» **TASK INSTRUCTIONS**:
Print the entries in full, word for word, but not the pictures.
start RECORDS FOR THIS TASK
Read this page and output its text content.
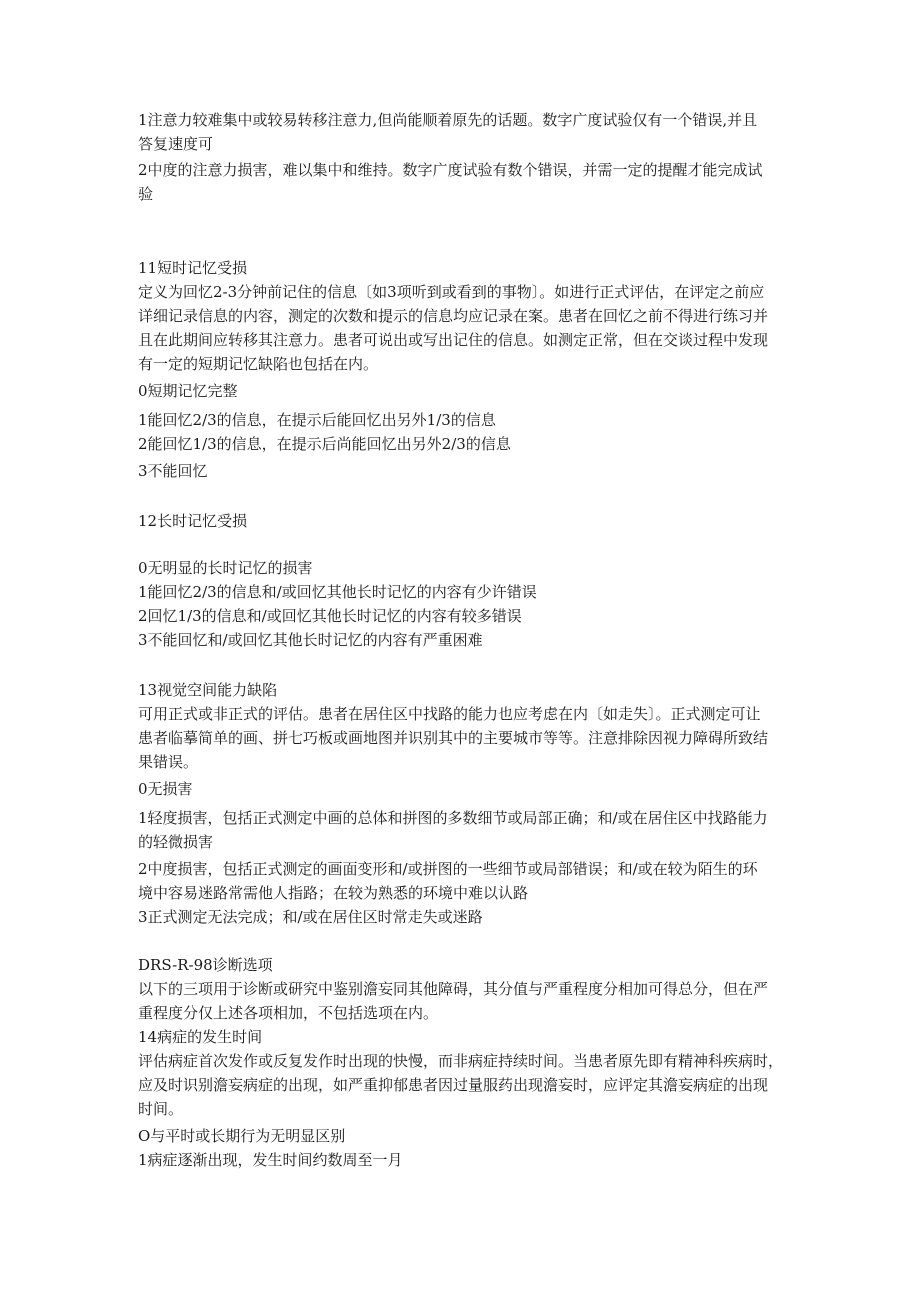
1注意力较难集中或较易转移注意力,但尚能顺着原先的话题。数字广度试验仅有一个错误,并且

答复速度可

2中度的注意力损害，难以集中和维持。数字广度试验有数个错误，并需一定的提醒才能完成试

验

11短时记忆受损

定义为回忆2-3分钟前记住的信息〔如3项听到或看到的事物〕。如进行正式评估，在评定之前应

详细记录信息的内容，测定的次数和提示的信息均应记录在案。患者在回忆之前不得进行练习并

且在此期间应转移其注意力。患者可说出或写出记住的信息。如测定正常，但在交谈过程中发现

有一定的短期记忆缺陷也包括在内。

0短期记忆完整

1能回忆2/3的信息，在提示后能回忆出另外1/3的信息

2能回忆1/3的信息，在提示后尚能回忆出另外2/3的信息

3不能回忆

12长时记忆受损

0无明显的长时记忆的损害

1能回忆2/3的信息和/或回忆其他长时记忆的内容有少许错误

2回忆1/3的信息和/或回忆其他长时记忆的内容有较多错误

3不能回忆和/或回忆其他长时记忆的内容有严重困难

13视觉空间能力缺陷

可用正式或非正式的评估。患者在居住区中找路的能力也应考虑在内〔如走失〕。正式测定可让

患者临摹简单的画、拼七巧板或画地图并识别其中的主要城市等等。注意排除因视力障碍所致结

果错误。

0无损害

1轻度损害，包括正式测定中画的总体和拼图的多数细节或局部正确；和/或在居住区中找路能力

的轻微损害

2中度损害，包括正式测定的画面变形和/或拼图的一些细节或局部错误；和/或在较为陌生的环

境中容易迷路常需他人指路；在较为熟悉的环境中难以认路

3正式测定无法完成；和/或在居住区时常走失或迷路

DRS-R-98诊断选项

以下的三项用于诊断或研究中鉴别澹妄同其他障碍，其分值与严重程度分相加可得总分，但在严

重程度分仅上述各项相加，不包括选项在内。

14病症的发生时间

评估病症首次发作或反复发作时出现的快慢，而非病症持续时间。当患者原先即有精神科疾病时，

应及时识别澹妄病症的出现，如严重抑郁患者因过量服药出现澹妄时，应评定其澹妄病症的出现

时间。

O与平时或长期行为无明显区别

1病症逐渐出现，发生时间约数周至一月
end RECORDS FOR THIS TASK
» **RESULT FOR THIS EXERCISE**:
Read this page and output its text content.
1注意力较难集中或较易转移注意力,但尚能顺着原先的话题。数字广度试验仅有一个错误,并且

答复速度可

2中度的注意力损害，难以集中和维持。数字广度试验有数个错误，并需一定的提醒才能完成试

验

11短时记忆受损

定义为回忆2-3分钟前记住的信息〔如3项听到或看到的事物〕。如进行正式评估，在评定之前应

详细记录信息的内容，测定的次数和提示的信息均应记录在案。患者在回忆之前不得进行练习并

且在此期间应转移其注意力。患者可说出或写出记住的信息。如测定正常，但在交谈过程中发现

有一定的短期记忆缺陷也包括在内。

0短期记忆完整

1能回忆2/3的信息，在提示后能回忆出另外1/3的信息

2能回忆1/3的信息，在提示后尚能回忆出另外2/3的信息

3不能回忆

12长时记忆受损

0无明显的长时记忆的损害

1能回忆2/3的信息和/或回忆其他长时记忆的内容有少许错误

2回忆1/3的信息和/或回忆其他长时记忆的内容有较多错误

3不能回忆和/或回忆其他长时记忆的内容有严重困难

13视觉空间能力缺陷

可用正式或非正式的评估。患者在居住区中找路的能力也应考虑在内〔如走失〕。正式测定可让

患者临摹简单的画、拼七巧板或画地图并识别其中的主要城市等等。注意排除因视力障碍所致结

果错误。

0无损害

1轻度损害，包括正式测定中画的总体和拼图的多数细节或局部正确；和/或在居住区中找路能力

的轻微损害

2中度损害，包括正式测定的画面变形和/或拼图的一些细节或局部错误；和/或在较为陌生的环

境中容易迷路常需他人指路；在较为熟悉的环境中难以认路

3正式测定无法完成；和/或在居住区时常走失或迷路

DRS-R-98诊断选项

以下的三项用于诊断或研究中鉴别澹妄同其他障碍，其分值与严重程度分相加可得总分，但在严

重程度分仅上述各项相加，不包括选项在内。

14病症的发生时间

评估病症首次发作或反复发作时出现的快慢，而非病症持续时间。当患者原先即有精神科疾病时，

应及时识别澹妄病症的出现，如严重抑郁患者因过量服药出现澹妄时，应评定其澹妄病症的出现

时间。

O与平时或长期行为无明显区别

1病症逐渐出现，发生时间约数周至一月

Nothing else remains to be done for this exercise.